> [SET PROBLEM]: Identify each line holding the string "site" and copy it.

> [TASK INPUTS]:
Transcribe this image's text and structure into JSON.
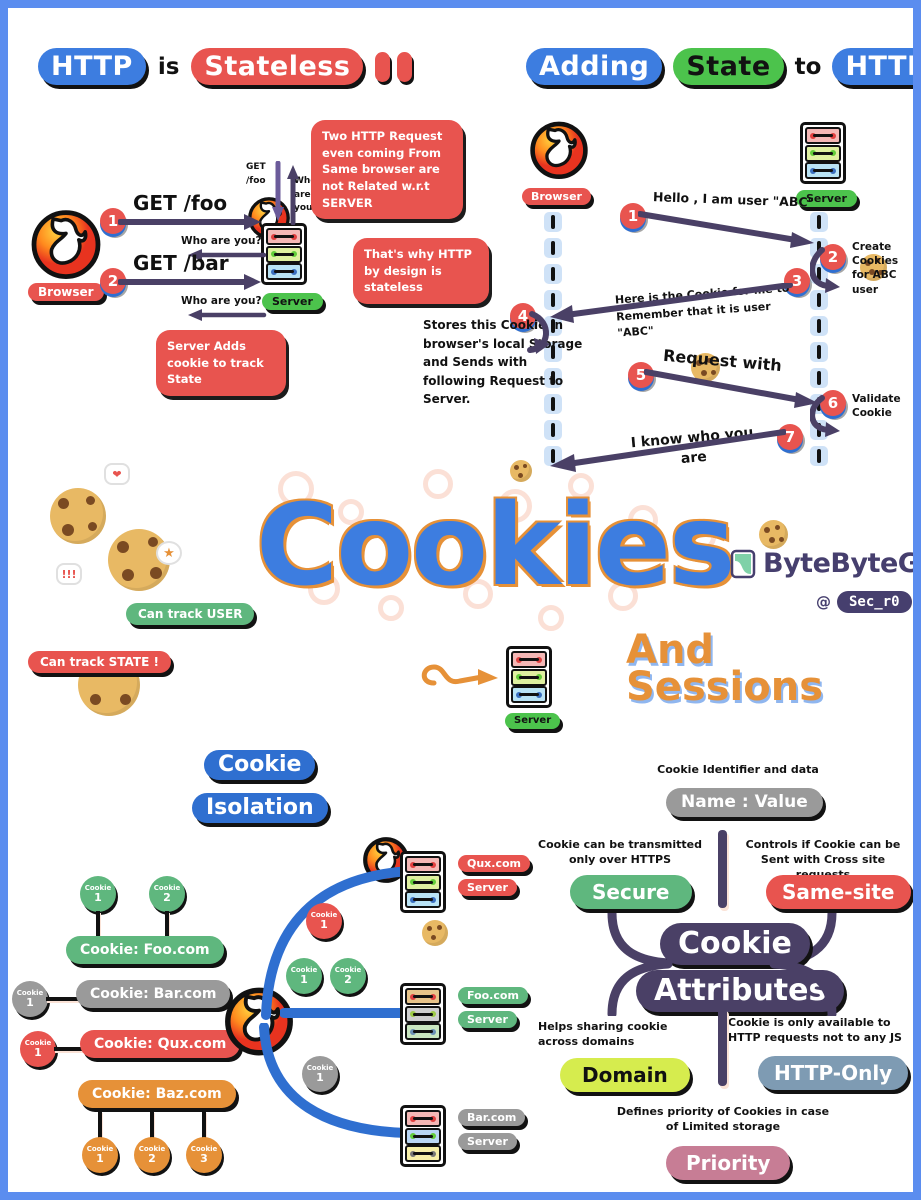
{
  "meta": {
    "border_color": "#5b8def",
    "page_background": "#ffffff"
  },
  "brand": {
    "name": "ByteByteGo",
    "at": "@",
    "handle": "Sec_r0"
  },
  "header_left": {
    "http_label": "HTTP",
    "is_label": "is",
    "stateless_label": "Stateless",
    "exclaim": "!!"
  },
  "header_right": {
    "adding_label": "Adding",
    "state_label": "State",
    "to_label": "to",
    "http_label": "HTTP",
    "exclaim": "!"
  },
  "stateless_diagram": {
    "browser_label": "Browser",
    "server_label": "Server",
    "step1_number": "1",
    "step1_request": "GET /foo",
    "step1_response": "Who are you?",
    "step2_number": "2",
    "step2_request": "GET /bar",
    "step2_response": "Who are you?",
    "top_get_label": "GET\n/foo",
    "top_who_label": "Who\nare\nyou ?",
    "bubble_top": "Two HTTP Request even coming From Same browser are not Related w.r.t SERVER",
    "bubble_mid": "That's why HTTP by design is stateless",
    "bubble_bottom": "Server Adds cookie to track State"
  },
  "state_diagram": {
    "browser_label": "Browser",
    "server_label": "Server",
    "steps": [
      {
        "n": "1",
        "text": "Hello , I am user \"ABC\""
      },
      {
        "n": "2",
        "text": "Create Cookies for ABC user"
      },
      {
        "n": "3",
        "text": "Here is the Cookie for me to Remember that it is user \"ABC\""
      },
      {
        "n": "4",
        "text": "Stores this Cookie in browser's local Storage and Sends with following Request to Server."
      },
      {
        "n": "5",
        "text": "Request with"
      },
      {
        "n": "6",
        "text": "Validate Cookie"
      },
      {
        "n": "7",
        "text": "I know who you are"
      }
    ]
  },
  "center": {
    "title": "Cookies",
    "subtitle_line1": "And",
    "subtitle_line2": "Sessions",
    "server_label": "Server",
    "can_track_user": "Can track USER",
    "can_track_state": "Can track STATE !"
  },
  "cookie_isolation": {
    "title_line1": "Cookie",
    "title_line2": "Isolation",
    "domains": [
      {
        "label": "Cookie: Foo.com",
        "color": "#5fb77e",
        "cookies": [
          {
            "t": "Cookie",
            "n": "1"
          },
          {
            "t": "Cookie",
            "n": "2"
          }
        ],
        "cookies_position": "top"
      },
      {
        "label": "Cookie: Bar.com",
        "color": "#9a9a9a",
        "cookies": [
          {
            "t": "Cookie",
            "n": "1"
          }
        ],
        "cookies_position": "left"
      },
      {
        "label": "Cookie: Qux.com",
        "color": "#e8544f",
        "cookies": [
          {
            "t": "Cookie",
            "n": "1"
          }
        ],
        "cookies_position": "left"
      },
      {
        "label": "Cookie: Baz.com",
        "color": "#e69138",
        "cookies": [
          {
            "t": "Cookie",
            "n": "1"
          },
          {
            "t": "Cookie",
            "n": "2"
          },
          {
            "t": "Cookie",
            "n": "3"
          }
        ],
        "cookies_position": "bottom"
      }
    ],
    "flows": [
      {
        "cookie": {
          "t": "Cookie",
          "n": "1"
        },
        "cookie_color": "#e8544f",
        "server_domain": "Qux.com",
        "server_label": "Server",
        "tag_color": "#e8544f"
      },
      {
        "cookie": {
          "t": "Cookie",
          "n": "1"
        },
        "cookie2": {
          "t": "Cookie",
          "n": "2"
        },
        "cookie_color": "#5fb77e",
        "server_domain": "Foo.com",
        "server_label": "Server",
        "tag_color": "#5fb77e"
      },
      {
        "cookie": {
          "t": "Cookie",
          "n": "1"
        },
        "cookie_color": "#9a9a9a",
        "server_domain": "Bar.com",
        "server_label": "Server",
        "tag_color": "#9a9a9a"
      }
    ]
  },
  "cookie_attributes": {
    "center_line1": "Cookie",
    "center_line2": "Attributes",
    "items": [
      {
        "note": "Cookie Identifier and data",
        "label": "Name : Value",
        "color": "#9a9a9a",
        "position": "top"
      },
      {
        "note": "Cookie can be transmitted only over HTTPS",
        "label": "Secure",
        "color": "#5fb77e",
        "position": "top-left"
      },
      {
        "note": "Controls if Cookie can be Sent with Cross site requests",
        "label": "Same-site",
        "color": "#e8544f",
        "position": "top-right"
      },
      {
        "note": "Helps sharing cookie across domains",
        "label": "Domain",
        "color": "#d6ec4e",
        "position": "bottom-left"
      },
      {
        "note": "Cookie is only available to HTTP requests not to any JS",
        "label": "HTTP-Only",
        "color": "#7e9bb3",
        "position": "bottom-right"
      },
      {
        "note": "Defines priority of Cookies in case of Limited storage",
        "label": "Priority",
        "color": "#c77d95",
        "position": "bottom"
      }
    ]
  }
}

> [ANSWER TO THE TASK]:
        "note": "Controls if Cookie can be Sent with Cross site requests",
        "label": "Same-site",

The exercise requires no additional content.